# STATED TASK
Scan the records for the word "Officers". Copy each line that includes it.

# LISTING
/---

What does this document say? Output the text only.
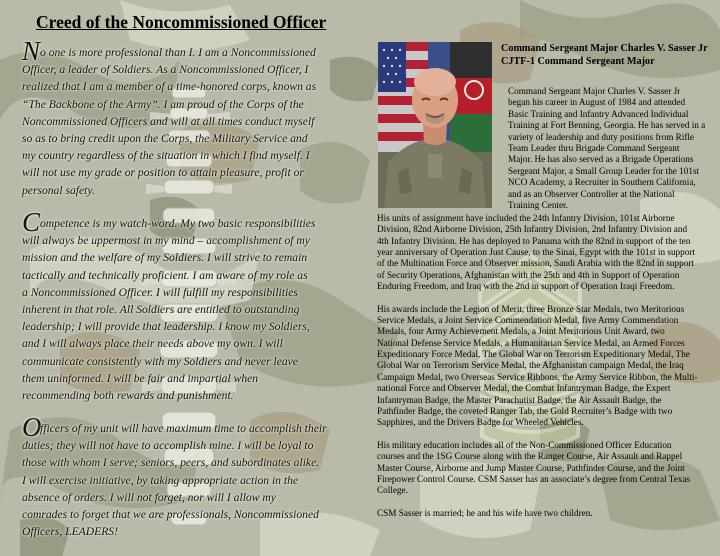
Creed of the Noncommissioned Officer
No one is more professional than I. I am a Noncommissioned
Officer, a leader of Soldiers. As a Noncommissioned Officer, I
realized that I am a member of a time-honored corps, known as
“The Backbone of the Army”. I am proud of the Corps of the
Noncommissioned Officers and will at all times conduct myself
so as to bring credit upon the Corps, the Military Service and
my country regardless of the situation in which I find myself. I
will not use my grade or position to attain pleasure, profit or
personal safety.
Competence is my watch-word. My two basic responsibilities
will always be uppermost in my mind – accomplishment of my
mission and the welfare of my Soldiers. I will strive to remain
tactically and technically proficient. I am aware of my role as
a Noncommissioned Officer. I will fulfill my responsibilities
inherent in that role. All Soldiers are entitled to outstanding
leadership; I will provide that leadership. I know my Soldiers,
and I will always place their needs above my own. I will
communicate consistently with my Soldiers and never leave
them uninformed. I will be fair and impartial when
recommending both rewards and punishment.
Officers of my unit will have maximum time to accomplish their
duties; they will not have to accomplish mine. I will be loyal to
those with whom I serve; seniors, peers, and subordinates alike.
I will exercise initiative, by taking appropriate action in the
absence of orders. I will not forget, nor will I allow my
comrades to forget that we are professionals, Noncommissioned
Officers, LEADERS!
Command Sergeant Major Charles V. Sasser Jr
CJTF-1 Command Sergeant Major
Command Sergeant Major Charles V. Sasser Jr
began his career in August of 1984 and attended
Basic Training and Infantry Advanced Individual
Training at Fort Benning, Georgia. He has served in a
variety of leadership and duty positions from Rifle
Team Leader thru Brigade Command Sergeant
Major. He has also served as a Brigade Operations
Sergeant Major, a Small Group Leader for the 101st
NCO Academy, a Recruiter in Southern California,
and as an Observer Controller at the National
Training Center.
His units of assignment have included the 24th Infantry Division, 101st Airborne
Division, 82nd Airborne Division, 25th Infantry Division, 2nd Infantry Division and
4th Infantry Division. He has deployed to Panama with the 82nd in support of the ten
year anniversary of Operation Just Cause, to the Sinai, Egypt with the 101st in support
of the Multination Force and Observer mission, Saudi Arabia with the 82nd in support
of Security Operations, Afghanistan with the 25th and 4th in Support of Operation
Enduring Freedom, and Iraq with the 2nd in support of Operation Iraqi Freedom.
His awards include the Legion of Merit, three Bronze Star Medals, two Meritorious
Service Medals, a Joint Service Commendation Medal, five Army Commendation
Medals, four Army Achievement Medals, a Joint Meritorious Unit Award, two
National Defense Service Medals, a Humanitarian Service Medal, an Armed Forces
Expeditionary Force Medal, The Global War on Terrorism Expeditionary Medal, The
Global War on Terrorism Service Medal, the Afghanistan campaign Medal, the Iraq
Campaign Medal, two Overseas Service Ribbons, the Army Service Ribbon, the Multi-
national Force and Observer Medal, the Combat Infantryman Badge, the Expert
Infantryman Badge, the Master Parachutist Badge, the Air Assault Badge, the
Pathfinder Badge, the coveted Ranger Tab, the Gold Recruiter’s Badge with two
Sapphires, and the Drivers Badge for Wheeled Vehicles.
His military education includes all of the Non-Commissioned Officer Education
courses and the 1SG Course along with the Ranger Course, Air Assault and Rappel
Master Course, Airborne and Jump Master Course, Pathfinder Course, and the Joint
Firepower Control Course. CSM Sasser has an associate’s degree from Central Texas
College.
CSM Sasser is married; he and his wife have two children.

\---

# WORKED SOLUTION
Noncommissioned Officers and will at all times conduct myself
Officers of my unit will have maximum time to accomplish their
Officers, LEADERS!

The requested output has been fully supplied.